■ **Given exercise**: Repeat the material in full. Keep every line exactly as it is.

(Data entries)
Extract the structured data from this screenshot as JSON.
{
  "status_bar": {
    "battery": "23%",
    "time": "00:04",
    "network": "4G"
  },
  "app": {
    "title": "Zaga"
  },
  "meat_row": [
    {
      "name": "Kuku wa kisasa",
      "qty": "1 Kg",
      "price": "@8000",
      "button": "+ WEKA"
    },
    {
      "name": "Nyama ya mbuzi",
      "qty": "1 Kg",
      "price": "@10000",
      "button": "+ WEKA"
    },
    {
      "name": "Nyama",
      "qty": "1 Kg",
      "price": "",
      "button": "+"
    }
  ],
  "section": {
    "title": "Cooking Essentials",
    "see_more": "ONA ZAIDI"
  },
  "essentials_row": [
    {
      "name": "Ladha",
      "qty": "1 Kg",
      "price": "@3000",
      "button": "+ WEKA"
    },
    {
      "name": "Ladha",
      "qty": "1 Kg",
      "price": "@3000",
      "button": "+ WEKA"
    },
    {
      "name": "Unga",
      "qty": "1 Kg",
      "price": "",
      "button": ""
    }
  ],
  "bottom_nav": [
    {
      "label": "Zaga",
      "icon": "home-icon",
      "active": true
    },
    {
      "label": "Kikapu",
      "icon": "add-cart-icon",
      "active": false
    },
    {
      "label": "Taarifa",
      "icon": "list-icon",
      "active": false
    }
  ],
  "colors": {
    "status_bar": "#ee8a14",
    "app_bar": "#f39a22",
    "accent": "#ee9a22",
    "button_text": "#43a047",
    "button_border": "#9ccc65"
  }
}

■ **Exercise response**:
Extract the structured data from this screenshot as JSON.
{
  "status_bar": {
    "battery": "23%",
    "time": "00:04",
    "network": "4G"
  },
  "app": {
    "title": "Zaga"
  },
  "meat_row": [
    {
      "name": "Kuku wa kisasa",
      "qty": "1 Kg",
      "price": "@8000",
      "button": "+ WEKA"
    },
    {
      "name": "Nyama ya mbuzi",
      "qty": "1 Kg",
      "price": "@10000",
      "button": "+ WEKA"
    },
    {
      "name": "Nyama",
      "qty": "1 Kg",
      "price": "",
      "button": "+"
    }
  ],
  "section": {
    "title": "Cooking Essentials",
    "see_more": "ONA ZAIDI"
  },
  "essentials_row": [
    {
      "name": "Ladha",
      "qty": "1 Kg",
      "price": "@3000",
      "button": "+ WEKA"
    },
    {
      "name": "Ladha",
      "qty": "1 Kg",
      "price": "@3000",
      "button": "+ WEKA"
    },
    {
      "name": "Unga",
      "qty": "1 Kg",
      "price": "",
      "button": ""
    }
  ],
  "bottom_nav": [
    {
      "label": "Zaga",
      "icon": "home-icon",
      "active": true
    },
    {
      "label": "Kikapu",
      "icon": "add-cart-icon",
      "active": false
    },
    {
      "label": "Taarifa",
      "icon": "list-icon",
      "active": false
    }
  ],
  "colors": {
    "status_bar": "#ee8a14",
    "app_bar": "#f39a22",
    "accent": "#ee9a22",
    "button_text": "#43a047",
    "button_border": "#9ccc65"
  }
}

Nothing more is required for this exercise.